__Problem description__.
In the listing below, pick out lines with "发挥好统一战线优势".

__Listing__.
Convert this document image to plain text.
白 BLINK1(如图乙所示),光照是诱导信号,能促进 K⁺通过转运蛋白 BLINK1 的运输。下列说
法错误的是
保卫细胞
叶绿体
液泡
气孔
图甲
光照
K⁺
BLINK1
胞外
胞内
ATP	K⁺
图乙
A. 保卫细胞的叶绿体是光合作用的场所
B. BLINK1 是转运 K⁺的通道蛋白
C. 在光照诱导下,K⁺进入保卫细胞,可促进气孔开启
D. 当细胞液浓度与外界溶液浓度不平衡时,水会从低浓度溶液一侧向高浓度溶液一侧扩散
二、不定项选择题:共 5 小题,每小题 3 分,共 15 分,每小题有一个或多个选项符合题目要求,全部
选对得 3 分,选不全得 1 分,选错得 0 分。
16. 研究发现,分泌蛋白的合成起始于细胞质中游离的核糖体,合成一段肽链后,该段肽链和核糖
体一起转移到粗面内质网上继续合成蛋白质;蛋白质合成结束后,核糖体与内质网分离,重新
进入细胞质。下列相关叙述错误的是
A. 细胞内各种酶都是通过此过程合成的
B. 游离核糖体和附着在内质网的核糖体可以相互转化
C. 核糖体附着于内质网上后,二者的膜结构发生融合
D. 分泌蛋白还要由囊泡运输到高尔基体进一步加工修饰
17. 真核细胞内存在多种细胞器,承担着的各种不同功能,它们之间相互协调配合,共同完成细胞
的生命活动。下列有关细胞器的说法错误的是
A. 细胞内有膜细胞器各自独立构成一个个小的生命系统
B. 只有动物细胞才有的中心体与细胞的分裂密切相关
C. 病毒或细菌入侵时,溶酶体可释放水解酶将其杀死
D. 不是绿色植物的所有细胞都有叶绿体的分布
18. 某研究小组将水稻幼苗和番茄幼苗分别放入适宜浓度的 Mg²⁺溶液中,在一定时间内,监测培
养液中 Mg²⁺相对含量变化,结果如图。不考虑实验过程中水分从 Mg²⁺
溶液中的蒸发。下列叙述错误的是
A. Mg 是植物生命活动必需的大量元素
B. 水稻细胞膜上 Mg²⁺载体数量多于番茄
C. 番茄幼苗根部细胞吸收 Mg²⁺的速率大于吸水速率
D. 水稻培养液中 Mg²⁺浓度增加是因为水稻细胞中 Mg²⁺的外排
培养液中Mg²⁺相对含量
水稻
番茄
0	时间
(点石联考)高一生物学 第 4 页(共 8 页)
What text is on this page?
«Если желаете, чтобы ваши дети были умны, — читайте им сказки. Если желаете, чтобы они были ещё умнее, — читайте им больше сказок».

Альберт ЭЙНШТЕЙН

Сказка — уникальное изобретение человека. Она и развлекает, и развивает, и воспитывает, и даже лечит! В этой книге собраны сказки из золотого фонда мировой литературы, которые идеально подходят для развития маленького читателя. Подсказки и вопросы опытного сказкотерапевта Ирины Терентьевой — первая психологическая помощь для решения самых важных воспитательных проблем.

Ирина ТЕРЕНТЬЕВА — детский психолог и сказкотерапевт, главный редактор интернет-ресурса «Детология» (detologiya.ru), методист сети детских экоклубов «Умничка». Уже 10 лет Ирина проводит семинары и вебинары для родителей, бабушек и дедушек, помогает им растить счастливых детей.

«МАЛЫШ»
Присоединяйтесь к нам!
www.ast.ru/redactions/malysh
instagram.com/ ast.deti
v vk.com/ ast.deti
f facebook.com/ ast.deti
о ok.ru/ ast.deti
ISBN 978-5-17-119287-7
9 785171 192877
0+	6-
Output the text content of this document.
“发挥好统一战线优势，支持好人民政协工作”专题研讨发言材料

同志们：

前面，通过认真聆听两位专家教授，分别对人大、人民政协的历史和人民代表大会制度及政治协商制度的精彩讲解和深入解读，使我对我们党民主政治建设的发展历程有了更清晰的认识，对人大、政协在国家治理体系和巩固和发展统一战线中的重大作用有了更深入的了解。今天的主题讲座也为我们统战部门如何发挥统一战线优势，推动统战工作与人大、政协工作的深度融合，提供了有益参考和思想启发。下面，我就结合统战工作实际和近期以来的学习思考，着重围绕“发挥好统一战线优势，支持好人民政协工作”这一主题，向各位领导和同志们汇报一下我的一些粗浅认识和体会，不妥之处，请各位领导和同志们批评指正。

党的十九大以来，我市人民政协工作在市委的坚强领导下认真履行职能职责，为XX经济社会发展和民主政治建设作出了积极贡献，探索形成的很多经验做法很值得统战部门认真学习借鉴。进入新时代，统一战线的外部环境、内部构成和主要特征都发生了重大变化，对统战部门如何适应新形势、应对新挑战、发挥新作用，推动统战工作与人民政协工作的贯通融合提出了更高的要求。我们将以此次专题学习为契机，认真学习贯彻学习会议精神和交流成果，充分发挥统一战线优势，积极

__The reply__.
“发挥好统一战线优势，支持好人民政协工作”专题研讨发言材料
前面，通过认真聆听两位专家教授，分别对人大、人民政协的历史和人民代表大会制度及政治协商制度的精彩讲解和深入解读，使我对我们党民主政治建设的发展历程有了更清晰的认识，对人大、政协在国家治理体系和巩固和发展统一战线中的重大作用有了更深入的了解。今天的主题讲座也为我们统战部门如何发挥统一战线优势，推动统战工作与人大、政协工作的深度融合，提供了有益参考和思想启发。下面，我就结合统战工作实际和近期以来的学习思考，着重围绕“发挥好统一战线优势，支持好人民政协工作”这一主题，向各位领导和同志们汇报一下我的一些粗浅认识和体会，不妥之处，请各位领导和同志们批评指正。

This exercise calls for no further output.